### WHAT THE TASK REQUIRES
Print the full listing exactly.

(Collected data)
--------------------------------

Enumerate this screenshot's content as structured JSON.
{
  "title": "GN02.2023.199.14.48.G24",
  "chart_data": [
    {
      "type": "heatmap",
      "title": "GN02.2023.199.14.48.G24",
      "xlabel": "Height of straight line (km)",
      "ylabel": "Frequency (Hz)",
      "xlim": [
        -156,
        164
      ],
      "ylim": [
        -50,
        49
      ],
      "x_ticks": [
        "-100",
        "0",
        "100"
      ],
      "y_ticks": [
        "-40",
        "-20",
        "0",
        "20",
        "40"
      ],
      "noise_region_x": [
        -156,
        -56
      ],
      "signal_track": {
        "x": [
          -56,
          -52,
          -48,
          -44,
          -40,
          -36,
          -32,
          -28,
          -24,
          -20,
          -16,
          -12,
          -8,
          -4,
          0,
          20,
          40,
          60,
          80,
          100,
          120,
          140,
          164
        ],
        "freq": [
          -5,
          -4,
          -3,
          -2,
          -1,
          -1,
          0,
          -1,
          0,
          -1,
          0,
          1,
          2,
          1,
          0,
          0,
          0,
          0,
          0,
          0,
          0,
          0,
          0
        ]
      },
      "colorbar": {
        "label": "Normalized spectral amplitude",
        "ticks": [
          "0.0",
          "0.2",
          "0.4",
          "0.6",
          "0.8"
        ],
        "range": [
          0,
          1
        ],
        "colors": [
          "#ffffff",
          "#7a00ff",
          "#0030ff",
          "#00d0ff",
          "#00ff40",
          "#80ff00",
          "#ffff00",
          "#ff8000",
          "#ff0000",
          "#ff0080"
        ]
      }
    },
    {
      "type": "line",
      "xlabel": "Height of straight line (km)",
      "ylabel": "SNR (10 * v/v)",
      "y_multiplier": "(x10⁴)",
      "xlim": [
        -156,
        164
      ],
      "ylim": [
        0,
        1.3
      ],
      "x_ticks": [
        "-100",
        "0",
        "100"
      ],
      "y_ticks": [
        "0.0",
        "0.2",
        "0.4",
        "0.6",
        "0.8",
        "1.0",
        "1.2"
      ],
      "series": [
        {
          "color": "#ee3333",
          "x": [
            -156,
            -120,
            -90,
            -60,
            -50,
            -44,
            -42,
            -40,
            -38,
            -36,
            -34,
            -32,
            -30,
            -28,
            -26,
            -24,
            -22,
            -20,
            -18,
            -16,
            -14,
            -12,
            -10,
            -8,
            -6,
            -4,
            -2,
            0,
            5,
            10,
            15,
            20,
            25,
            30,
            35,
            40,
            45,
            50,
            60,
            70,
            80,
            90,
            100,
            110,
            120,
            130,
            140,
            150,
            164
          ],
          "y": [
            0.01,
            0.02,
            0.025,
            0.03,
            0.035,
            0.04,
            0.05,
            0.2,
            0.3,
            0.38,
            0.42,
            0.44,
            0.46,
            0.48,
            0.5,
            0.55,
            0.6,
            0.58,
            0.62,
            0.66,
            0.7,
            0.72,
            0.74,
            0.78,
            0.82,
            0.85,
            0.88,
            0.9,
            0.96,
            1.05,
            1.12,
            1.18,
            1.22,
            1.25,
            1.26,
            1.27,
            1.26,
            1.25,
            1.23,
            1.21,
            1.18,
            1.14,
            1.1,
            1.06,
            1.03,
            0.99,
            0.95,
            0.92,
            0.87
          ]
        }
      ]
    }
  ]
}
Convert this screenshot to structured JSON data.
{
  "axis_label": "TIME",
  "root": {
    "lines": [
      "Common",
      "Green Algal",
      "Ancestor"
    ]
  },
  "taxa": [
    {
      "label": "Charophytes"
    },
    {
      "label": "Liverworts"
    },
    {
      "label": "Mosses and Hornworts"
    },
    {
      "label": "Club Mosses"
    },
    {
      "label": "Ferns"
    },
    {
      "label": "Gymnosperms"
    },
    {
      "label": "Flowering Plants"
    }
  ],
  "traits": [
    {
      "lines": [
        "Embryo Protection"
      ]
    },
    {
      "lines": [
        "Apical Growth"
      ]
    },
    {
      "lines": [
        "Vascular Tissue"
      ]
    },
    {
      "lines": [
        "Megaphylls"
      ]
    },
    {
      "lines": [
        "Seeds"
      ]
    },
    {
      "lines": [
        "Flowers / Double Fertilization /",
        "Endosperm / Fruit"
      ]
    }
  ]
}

--------------------------------

### COMPLETE ANSWER
Enumerate this screenshot's content as structured JSON.
{
  "title": "GN02.2023.199.14.48.G24",
  "chart_data": [
    {
      "type": "heatmap",
      "title": "GN02.2023.199.14.48.G24",
      "xlabel": "Height of straight line (km)",
      "ylabel": "Frequency (Hz)",
      "xlim": [
        -156,
        164
      ],
      "ylim": [
        -50,
        49
      ],
      "x_ticks": [
        "-100",
        "0",
        "100"
      ],
      "y_ticks": [
        "-40",
        "-20",
        "0",
        "20",
        "40"
      ],
      "noise_region_x": [
        -156,
        -56
      ],
      "signal_track": {
        "x": [
          -56,
          -52,
          -48,
          -44,
          -40,
          -36,
          -32,
          -28,
          -24,
          -20,
          -16,
          -12,
          -8,
          -4,
          0,
          20,
          40,
          60,
          80,
          100,
          120,
          140,
          164
        ],
        "freq": [
          -5,
          -4,
          -3,
          -2,
          -1,
          -1,
          0,
          -1,
          0,
          -1,
          0,
          1,
          2,
          1,
          0,
          0,
          0,
          0,
          0,
          0,
          0,
          0,
          0
        ]
      },
      "colorbar": {
        "label": "Normalized spectral amplitude",
        "ticks": [
          "0.0",
          "0.2",
          "0.4",
          "0.6",
          "0.8"
        ],
        "range": [
          0,
          1
        ],
        "colors": [
          "#ffffff",
          "#7a00ff",
          "#0030ff",
          "#00d0ff",
          "#00ff40",
          "#80ff00",
          "#ffff00",
          "#ff8000",
          "#ff0000",
          "#ff0080"
        ]
      }
    },
    {
      "type": "line",
      "xlabel": "Height of straight line (km)",
      "ylabel": "SNR (10 * v/v)",
      "y_multiplier": "(x10⁴)",
      "xlim": [
        -156,
        164
      ],
      "ylim": [
        0,
        1.3
      ],
      "x_ticks": [
        "-100",
        "0",
        "100"
      ],
      "y_ticks": [
        "0.0",
        "0.2",
        "0.4",
        "0.6",
        "0.8",
        "1.0",
        "1.2"
      ],
      "series": [
        {
          "color": "#ee3333",
          "x": [
            -156,
            -120,
            -90,
            -60,
            -50,
            -44,
            -42,
            -40,
            -38,
            -36,
            -34,
            -32,
            -30,
            -28,
            -26,
            -24,
            -22,
            -20,
            -18,
            -16,
            -14,
            -12,
            -10,
            -8,
            -6,
            -4,
            -2,
            0,
            5,
            10,
            15,
            20,
            25,
            30,
            35,
            40,
            45,
            50,
            60,
            70,
            80,
            90,
            100,
            110,
            120,
            130,
            140,
            150,
            164
          ],
          "y": [
            0.01,
            0.02,
            0.025,
            0.03,
            0.035,
            0.04,
            0.05,
            0.2,
            0.3,
            0.38,
            0.42,
            0.44,
            0.46,
            0.48,
            0.5,
            0.55,
            0.6,
            0.58,
            0.62,
            0.66,
            0.7,
            0.72,
            0.74,
            0.78,
            0.82,
            0.85,
            0.88,
            0.9,
            0.96,
            1.05,
            1.12,
            1.18,
            1.22,
            1.25,
            1.26,
            1.27,
            1.26,
            1.25,
            1.23,
            1.21,
            1.18,
            1.14,
            1.1,
            1.06,
            1.03,
            0.99,
            0.95,
            0.92,
            0.87
          ]
        }
      ]
    }
  ]
}
Convert this screenshot to structured JSON data.
{
  "axis_label": "TIME",
  "root": {
    "lines": [
      "Common",
      "Green Algal",
      "Ancestor"
    ]
  },
  "taxa": [
    {
      "label": "Charophytes"
    },
    {
      "label": "Liverworts"
    },
    {
      "label": "Mosses and Hornworts"
    },
    {
      "label": "Club Mosses"
    },
    {
      "label": "Ferns"
    },
    {
      "label": "Gymnosperms"
    },
    {
      "label": "Flowering Plants"
    }
  ],
  "traits": [
    {
      "lines": [
        "Embryo Protection"
      ]
    },
    {
      "lines": [
        "Apical Growth"
      ]
    },
    {
      "lines": [
        "Vascular Tissue"
      ]
    },
    {
      "lines": [
        "Megaphylls"
      ]
    },
    {
      "lines": [
        "Seeds"
      ]
    },
    {
      "lines": [
        "Flowers / Double Fertilization /",
        "Endosperm / Fruit"
      ]
    }
  ]
}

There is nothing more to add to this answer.